*PROBLEM TO SOLVE:*
In the listing that follows, locate the line containing "What's the underlying" and the line containing "Give me the". Retype exactly those two lines and every line between them, and nothing more.

Records from a dataset

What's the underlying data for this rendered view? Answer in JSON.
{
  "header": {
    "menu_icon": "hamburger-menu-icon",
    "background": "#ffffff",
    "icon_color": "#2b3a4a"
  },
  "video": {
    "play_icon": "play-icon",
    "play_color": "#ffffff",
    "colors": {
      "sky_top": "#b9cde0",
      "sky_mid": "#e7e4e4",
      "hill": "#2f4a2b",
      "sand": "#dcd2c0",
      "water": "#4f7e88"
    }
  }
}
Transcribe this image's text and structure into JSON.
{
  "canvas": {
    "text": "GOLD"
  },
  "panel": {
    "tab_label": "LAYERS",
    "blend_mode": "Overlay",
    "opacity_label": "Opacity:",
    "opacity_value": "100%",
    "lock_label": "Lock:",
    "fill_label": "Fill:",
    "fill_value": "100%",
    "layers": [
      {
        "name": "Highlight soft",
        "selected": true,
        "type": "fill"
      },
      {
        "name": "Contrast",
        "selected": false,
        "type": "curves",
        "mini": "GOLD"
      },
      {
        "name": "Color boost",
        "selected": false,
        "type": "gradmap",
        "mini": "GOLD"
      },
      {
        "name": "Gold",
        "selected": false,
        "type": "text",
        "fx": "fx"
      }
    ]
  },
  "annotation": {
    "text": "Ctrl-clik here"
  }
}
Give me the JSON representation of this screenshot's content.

==

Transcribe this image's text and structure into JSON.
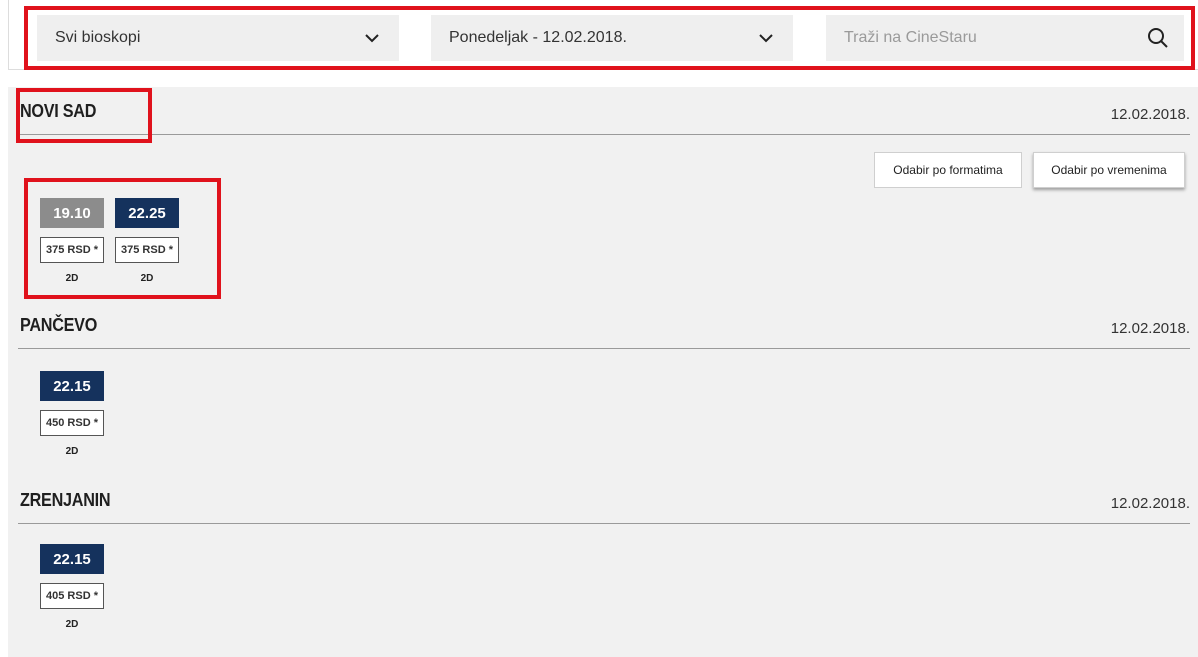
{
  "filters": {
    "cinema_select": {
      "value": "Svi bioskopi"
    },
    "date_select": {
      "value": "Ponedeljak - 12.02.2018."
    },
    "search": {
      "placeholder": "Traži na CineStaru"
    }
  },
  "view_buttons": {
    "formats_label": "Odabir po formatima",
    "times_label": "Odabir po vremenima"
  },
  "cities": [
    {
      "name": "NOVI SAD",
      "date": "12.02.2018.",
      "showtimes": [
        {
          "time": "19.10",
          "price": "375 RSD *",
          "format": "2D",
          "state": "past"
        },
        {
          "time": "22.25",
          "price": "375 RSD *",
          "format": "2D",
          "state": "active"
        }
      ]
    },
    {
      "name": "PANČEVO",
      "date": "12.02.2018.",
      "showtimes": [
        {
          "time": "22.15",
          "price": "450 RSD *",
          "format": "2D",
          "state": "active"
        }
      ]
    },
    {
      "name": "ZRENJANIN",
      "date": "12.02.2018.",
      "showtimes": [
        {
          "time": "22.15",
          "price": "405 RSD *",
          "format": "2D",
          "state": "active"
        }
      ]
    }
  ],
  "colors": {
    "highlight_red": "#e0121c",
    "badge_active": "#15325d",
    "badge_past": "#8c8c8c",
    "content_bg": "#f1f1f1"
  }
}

* * *

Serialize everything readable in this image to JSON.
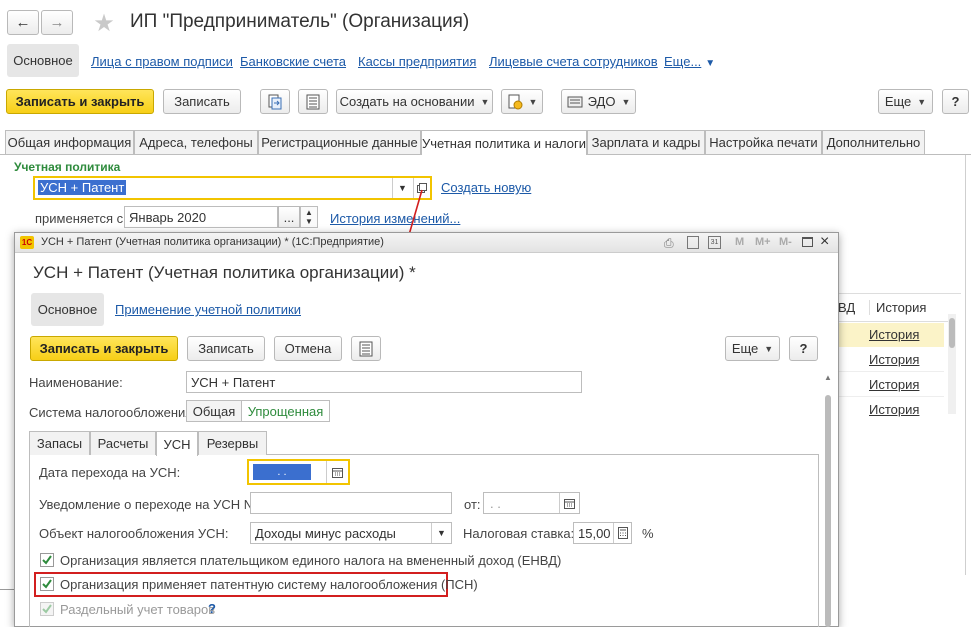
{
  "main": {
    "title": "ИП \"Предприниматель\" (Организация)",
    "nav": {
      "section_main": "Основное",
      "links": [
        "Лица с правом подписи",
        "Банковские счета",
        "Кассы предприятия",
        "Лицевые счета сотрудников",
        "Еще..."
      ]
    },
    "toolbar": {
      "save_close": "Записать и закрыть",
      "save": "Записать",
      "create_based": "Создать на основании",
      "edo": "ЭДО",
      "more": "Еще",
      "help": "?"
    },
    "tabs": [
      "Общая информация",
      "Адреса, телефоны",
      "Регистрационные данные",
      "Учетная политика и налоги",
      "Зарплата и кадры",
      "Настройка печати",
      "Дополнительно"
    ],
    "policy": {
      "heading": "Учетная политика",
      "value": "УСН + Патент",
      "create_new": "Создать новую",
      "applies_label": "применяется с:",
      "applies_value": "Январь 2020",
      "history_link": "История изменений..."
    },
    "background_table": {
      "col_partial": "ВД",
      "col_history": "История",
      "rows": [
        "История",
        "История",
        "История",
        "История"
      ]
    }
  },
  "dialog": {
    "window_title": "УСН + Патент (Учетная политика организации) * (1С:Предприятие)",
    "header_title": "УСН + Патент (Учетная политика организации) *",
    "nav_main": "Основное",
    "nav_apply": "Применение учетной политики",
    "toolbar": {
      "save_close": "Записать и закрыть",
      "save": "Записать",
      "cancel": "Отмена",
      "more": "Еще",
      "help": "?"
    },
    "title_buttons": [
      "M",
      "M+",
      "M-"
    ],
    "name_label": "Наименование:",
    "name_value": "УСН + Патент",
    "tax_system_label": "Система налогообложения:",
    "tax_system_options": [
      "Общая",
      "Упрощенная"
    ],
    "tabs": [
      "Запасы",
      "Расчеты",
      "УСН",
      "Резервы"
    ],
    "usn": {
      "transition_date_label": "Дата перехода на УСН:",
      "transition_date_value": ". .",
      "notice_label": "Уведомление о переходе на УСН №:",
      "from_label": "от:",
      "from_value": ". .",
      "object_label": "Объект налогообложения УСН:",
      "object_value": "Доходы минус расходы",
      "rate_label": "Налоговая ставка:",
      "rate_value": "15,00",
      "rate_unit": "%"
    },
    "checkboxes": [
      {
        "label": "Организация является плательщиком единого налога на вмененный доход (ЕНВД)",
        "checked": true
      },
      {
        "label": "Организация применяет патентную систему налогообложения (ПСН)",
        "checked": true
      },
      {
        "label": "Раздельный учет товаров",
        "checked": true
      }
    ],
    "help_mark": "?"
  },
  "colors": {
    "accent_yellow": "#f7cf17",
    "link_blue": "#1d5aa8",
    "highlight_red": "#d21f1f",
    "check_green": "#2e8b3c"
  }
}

*SOLUTION TO THIS TASK:*
What's the underlying data for this rendered view? Answer in JSON.
{
  "header": {
    "menu_icon": "hamburger-menu-icon",
    "background": "#ffffff",
    "icon_color": "#2b3a4a"
  },
  "video": {
    "play_icon": "play-icon",
    "play_color": "#ffffff",
    "colors": {
      "sky_top": "#b9cde0",
      "sky_mid": "#e7e4e4",
      "hill": "#2f4a2b",
      "sand": "#dcd2c0",
      "water": "#4f7e88"
    }
  }
}
Transcribe this image's text and structure into JSON.
{
  "canvas": {
    "text": "GOLD"
  },
  "panel": {
    "tab_label": "LAYERS",
    "blend_mode": "Overlay",
    "opacity_label": "Opacity:",
    "opacity_value": "100%",
    "lock_label": "Lock:",
    "fill_label": "Fill:",
    "fill_value": "100%",
    "layers": [
      {
        "name": "Highlight soft",
        "selected": true,
        "type": "fill"
      },
      {
        "name": "Contrast",
        "selected": false,
        "type": "curves",
        "mini": "GOLD"
      },
      {
        "name": "Color boost",
        "selected": false,
        "type": "gradmap",
        "mini": "GOLD"
      },
      {
        "name": "Gold",
        "selected": false,
        "type": "text",
        "fx": "fx"
      }
    ]
  },
  "annotation": {
    "text": "Ctrl-clik here"
  }
}
Give me the JSON representation of this screenshot's content.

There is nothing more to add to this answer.